__What the exercise asks__: Search the data below for the string "Generator". Extract every line that contains it.

__Data shown__:

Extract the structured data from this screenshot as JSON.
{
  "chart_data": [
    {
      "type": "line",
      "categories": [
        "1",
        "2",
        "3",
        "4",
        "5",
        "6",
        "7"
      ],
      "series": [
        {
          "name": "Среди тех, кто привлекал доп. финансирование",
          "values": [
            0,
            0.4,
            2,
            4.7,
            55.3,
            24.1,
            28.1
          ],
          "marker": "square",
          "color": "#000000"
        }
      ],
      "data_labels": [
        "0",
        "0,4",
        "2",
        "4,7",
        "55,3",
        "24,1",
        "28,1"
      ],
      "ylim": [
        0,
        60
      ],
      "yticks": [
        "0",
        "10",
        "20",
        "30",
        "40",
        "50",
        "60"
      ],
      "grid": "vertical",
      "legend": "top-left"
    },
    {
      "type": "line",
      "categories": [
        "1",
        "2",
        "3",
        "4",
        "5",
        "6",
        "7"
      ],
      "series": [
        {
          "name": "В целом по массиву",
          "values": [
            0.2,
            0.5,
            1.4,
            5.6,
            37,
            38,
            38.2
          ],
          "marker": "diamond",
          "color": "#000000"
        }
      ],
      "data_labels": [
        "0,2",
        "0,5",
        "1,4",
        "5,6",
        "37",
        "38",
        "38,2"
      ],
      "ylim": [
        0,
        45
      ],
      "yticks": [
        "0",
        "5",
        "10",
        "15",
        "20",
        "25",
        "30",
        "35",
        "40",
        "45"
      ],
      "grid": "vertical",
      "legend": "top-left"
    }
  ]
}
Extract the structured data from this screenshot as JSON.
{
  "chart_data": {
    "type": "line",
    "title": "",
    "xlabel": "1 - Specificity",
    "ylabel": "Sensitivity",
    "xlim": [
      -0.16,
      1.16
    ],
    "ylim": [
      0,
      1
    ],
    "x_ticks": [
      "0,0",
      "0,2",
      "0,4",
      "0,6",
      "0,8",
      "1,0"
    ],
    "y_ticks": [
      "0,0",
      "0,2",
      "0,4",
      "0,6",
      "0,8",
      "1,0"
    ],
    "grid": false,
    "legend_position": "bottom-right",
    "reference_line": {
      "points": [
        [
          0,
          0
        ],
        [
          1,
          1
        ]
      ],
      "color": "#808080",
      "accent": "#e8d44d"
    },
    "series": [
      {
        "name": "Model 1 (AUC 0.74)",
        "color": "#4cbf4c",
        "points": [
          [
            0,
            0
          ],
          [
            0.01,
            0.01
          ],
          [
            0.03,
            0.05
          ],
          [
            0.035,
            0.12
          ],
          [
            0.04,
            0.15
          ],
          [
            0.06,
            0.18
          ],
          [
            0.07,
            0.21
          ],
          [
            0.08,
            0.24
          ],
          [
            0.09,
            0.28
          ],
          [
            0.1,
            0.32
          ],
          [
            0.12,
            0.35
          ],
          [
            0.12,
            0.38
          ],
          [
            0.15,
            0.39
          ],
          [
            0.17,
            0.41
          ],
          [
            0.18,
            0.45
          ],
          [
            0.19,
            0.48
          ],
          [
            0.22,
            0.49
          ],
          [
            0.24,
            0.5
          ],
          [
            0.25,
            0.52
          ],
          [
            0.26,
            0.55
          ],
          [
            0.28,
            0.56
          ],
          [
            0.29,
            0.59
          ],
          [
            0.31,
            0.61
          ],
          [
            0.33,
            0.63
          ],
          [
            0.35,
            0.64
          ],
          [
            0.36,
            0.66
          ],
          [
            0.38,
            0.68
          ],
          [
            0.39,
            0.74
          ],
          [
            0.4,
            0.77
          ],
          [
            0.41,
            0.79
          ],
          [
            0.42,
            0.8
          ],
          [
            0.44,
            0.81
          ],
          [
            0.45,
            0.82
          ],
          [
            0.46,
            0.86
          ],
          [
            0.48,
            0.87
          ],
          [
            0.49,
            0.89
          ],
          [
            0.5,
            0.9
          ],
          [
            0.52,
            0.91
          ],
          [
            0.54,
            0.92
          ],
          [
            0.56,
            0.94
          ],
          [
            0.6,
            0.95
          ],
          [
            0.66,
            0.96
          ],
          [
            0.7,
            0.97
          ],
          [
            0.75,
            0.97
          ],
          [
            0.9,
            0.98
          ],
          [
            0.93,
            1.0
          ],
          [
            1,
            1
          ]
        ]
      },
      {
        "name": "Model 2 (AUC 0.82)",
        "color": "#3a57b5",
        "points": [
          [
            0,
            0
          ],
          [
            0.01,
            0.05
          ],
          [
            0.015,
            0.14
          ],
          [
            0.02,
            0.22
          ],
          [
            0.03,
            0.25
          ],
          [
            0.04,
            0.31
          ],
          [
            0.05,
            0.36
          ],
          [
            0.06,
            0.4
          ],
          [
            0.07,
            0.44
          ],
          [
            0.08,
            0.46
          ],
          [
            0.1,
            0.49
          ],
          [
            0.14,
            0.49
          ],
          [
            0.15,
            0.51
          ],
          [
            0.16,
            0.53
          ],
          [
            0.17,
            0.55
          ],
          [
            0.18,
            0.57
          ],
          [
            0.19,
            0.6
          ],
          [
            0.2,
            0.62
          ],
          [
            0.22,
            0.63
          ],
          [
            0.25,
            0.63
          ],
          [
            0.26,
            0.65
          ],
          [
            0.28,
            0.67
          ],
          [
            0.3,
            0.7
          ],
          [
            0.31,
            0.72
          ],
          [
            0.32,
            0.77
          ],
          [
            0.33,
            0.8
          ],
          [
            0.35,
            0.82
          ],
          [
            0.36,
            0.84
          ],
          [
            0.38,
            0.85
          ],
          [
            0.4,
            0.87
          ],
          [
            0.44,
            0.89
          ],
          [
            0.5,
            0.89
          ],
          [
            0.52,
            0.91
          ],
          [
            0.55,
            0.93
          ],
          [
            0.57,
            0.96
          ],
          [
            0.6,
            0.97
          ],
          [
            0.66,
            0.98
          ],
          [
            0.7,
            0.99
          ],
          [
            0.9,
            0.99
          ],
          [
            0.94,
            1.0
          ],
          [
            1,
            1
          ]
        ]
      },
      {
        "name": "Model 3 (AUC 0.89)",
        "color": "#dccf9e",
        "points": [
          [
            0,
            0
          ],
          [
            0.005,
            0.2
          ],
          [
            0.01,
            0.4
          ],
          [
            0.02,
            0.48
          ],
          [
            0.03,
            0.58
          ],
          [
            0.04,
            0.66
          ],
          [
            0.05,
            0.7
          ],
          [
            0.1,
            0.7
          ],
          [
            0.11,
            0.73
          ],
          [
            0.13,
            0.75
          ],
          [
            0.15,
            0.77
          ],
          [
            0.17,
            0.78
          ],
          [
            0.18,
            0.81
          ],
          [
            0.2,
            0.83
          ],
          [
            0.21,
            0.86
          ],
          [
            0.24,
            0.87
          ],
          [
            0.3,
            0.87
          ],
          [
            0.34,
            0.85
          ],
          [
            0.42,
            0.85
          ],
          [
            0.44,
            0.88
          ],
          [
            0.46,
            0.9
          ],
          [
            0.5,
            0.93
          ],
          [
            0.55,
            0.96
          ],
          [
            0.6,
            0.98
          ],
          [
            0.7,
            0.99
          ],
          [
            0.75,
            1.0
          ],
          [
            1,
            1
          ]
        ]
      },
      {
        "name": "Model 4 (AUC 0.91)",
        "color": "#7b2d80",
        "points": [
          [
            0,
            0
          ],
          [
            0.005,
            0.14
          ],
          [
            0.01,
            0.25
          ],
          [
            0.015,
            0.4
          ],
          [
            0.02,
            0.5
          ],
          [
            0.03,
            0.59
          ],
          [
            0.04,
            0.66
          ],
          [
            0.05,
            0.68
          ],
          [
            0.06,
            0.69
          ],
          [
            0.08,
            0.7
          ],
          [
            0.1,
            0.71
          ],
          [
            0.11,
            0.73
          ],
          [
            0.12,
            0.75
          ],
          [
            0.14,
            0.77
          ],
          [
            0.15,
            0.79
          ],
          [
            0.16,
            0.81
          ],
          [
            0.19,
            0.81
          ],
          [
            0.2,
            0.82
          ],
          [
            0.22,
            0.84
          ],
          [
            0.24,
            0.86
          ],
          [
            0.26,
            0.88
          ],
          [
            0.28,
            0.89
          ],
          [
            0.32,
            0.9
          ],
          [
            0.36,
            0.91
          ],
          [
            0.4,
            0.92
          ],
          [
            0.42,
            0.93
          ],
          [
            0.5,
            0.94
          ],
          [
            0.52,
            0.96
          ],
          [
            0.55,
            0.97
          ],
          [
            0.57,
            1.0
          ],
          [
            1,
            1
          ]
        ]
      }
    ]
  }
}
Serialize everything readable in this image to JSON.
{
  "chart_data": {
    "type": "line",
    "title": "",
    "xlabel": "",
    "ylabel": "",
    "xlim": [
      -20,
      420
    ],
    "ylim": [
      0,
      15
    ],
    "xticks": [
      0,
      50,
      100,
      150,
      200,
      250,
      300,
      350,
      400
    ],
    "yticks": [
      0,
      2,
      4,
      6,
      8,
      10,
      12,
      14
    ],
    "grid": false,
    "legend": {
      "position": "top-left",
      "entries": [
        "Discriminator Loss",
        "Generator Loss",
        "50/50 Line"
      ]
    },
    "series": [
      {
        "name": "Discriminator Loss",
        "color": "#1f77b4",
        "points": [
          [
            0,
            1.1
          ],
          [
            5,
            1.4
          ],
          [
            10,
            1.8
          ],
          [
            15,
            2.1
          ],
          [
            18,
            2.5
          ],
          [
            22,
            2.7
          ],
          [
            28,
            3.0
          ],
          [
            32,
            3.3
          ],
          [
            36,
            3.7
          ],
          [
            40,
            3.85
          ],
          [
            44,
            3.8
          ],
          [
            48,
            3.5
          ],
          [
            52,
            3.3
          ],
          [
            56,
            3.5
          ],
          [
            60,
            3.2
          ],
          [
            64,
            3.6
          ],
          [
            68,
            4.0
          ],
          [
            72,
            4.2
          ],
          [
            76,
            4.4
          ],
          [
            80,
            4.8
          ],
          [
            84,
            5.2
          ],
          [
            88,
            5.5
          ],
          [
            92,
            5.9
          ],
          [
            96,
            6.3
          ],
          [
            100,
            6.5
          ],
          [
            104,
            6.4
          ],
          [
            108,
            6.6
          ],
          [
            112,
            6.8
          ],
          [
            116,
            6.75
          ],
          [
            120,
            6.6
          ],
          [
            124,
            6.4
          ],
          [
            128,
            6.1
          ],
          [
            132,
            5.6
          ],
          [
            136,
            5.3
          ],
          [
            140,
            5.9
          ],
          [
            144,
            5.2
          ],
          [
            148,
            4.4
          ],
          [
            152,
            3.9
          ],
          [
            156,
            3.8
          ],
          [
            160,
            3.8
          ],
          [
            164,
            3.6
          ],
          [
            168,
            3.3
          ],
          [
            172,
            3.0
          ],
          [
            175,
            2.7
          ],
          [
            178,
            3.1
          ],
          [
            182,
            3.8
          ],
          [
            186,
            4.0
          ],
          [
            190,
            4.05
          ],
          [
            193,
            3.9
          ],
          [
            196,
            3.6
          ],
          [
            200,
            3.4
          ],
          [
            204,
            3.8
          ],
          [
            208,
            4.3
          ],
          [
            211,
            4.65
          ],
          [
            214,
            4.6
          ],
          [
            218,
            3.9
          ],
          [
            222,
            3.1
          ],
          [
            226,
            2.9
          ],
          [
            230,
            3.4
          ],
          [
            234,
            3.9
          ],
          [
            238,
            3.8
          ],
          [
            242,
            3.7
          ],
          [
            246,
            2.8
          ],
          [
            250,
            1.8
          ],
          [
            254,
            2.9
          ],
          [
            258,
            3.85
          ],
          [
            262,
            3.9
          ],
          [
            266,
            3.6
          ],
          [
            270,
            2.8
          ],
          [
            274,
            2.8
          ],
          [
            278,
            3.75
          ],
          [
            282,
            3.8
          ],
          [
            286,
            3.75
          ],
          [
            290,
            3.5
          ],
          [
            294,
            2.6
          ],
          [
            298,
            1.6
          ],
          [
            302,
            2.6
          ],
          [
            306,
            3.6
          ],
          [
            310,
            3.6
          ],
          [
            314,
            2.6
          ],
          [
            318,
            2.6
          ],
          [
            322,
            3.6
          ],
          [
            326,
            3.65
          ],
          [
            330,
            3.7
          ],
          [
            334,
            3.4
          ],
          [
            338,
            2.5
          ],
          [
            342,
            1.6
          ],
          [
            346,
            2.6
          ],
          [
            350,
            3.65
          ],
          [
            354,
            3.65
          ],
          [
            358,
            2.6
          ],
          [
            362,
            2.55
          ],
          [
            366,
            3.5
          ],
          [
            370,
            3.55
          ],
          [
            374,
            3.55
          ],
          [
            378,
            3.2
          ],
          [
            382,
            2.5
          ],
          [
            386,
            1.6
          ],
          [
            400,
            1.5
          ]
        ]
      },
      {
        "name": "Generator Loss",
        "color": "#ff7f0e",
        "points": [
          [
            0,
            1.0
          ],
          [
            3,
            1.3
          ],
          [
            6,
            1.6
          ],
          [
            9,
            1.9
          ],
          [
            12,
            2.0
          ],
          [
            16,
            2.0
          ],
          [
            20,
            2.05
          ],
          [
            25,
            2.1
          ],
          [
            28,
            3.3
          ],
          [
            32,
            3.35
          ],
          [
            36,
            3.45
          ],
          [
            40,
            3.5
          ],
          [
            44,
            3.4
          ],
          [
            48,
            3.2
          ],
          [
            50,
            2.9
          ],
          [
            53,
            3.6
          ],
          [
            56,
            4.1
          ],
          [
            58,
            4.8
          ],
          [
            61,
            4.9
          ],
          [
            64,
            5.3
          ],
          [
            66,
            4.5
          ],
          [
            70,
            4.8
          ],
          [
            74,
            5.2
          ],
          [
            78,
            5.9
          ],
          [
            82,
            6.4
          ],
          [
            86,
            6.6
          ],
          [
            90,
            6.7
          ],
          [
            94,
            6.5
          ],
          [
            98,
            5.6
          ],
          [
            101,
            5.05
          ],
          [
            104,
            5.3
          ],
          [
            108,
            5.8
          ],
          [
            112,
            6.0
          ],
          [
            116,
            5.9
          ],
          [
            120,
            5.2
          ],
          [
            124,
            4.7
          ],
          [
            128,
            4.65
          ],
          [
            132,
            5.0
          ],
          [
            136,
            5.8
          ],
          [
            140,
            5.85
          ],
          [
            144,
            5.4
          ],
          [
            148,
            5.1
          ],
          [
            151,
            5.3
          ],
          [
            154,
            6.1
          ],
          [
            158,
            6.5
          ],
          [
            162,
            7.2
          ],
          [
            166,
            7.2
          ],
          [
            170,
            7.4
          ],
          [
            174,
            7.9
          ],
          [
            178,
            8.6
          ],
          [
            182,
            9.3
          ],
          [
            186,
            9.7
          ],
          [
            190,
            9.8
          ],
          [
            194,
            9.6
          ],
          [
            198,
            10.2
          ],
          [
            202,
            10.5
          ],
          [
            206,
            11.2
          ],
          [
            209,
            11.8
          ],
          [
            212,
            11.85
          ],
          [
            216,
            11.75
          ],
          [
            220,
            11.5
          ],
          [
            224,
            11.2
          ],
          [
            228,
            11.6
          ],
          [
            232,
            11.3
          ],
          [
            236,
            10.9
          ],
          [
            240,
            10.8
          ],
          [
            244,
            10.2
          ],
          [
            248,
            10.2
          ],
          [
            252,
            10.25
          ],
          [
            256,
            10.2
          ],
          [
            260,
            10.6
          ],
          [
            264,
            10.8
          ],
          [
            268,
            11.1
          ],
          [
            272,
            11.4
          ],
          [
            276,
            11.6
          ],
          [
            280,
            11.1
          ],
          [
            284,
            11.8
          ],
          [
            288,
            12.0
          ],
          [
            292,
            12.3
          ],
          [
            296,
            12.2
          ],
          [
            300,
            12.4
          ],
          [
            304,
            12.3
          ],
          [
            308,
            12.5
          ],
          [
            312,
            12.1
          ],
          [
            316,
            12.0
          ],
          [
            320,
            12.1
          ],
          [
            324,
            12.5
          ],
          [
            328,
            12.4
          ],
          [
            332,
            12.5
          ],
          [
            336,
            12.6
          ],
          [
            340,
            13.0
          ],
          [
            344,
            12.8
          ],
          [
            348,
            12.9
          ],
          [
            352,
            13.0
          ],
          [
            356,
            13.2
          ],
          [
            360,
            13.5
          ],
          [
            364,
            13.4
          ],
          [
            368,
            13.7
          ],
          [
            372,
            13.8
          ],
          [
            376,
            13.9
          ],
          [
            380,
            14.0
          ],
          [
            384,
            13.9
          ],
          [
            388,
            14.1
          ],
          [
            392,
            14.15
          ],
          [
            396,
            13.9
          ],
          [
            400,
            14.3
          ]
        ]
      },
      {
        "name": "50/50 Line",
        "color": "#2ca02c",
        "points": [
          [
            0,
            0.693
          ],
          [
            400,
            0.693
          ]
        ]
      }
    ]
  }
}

__Answer to this problem__:
        "Generator Loss",
        "name": "Generator Loss",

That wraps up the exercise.